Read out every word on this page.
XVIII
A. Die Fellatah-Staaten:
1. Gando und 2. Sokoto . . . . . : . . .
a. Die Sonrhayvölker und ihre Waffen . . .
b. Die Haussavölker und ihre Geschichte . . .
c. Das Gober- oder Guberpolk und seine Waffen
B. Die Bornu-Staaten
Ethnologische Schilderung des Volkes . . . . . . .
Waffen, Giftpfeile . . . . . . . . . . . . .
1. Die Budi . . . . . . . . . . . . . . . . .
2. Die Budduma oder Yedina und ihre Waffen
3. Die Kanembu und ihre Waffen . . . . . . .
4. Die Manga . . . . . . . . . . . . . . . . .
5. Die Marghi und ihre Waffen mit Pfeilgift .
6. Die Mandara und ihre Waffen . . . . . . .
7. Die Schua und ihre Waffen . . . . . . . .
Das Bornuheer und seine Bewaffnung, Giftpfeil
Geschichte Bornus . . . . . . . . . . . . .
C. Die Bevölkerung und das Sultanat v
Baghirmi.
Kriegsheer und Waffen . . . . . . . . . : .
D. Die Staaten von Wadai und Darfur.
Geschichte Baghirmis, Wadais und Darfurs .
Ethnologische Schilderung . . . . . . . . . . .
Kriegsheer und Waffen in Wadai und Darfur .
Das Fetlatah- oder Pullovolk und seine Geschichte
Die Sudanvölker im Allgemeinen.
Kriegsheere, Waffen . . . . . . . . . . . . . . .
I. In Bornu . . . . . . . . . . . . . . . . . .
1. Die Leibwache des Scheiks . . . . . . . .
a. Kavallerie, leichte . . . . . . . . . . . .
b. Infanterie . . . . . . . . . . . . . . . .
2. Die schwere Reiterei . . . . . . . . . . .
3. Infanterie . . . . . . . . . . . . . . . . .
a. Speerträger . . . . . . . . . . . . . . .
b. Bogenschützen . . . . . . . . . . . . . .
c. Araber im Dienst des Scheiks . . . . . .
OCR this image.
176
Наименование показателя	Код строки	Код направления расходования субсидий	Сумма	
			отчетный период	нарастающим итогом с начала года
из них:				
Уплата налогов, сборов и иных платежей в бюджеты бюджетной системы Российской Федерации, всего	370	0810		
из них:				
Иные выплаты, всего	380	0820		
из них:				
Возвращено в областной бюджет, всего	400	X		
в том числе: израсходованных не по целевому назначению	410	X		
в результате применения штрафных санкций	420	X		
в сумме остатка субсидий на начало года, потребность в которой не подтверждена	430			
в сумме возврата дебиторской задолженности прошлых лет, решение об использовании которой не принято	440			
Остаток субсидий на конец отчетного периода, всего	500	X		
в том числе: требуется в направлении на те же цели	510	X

..........

■ **Work to be completed**
Output only the lines running from the line with "OCR this image." through the final line of the data, inclusive.

■ **Correct output**
OCR this image.
176
Наименование показателя	Код строки	Код направления расходования субсидий	Сумма	
			отчетный период	нарастающим итогом с начала года
из них:				
Уплата налогов, сборов и иных платежей в бюджеты бюджетной системы Российской Федерации, всего	370	0810		
из них:				
Иные выплаты, всего	380	0820		
из них:				
Возвращено в областной бюджет, всего	400	X		
в том числе: израсходованных не по целевому назначению	410	X		
в результате применения штрафных санкций	420	X		
в сумме остатка субсидий на начало года, потребность в которой не подтверждена	430			
в сумме возврата дебиторской задолженности прошлых лет, решение об использовании которой не принято	440			
Остаток субсидий на конец отчетного периода, всего	500	X		
в том числе: требуется в направлении на те же цели	510	X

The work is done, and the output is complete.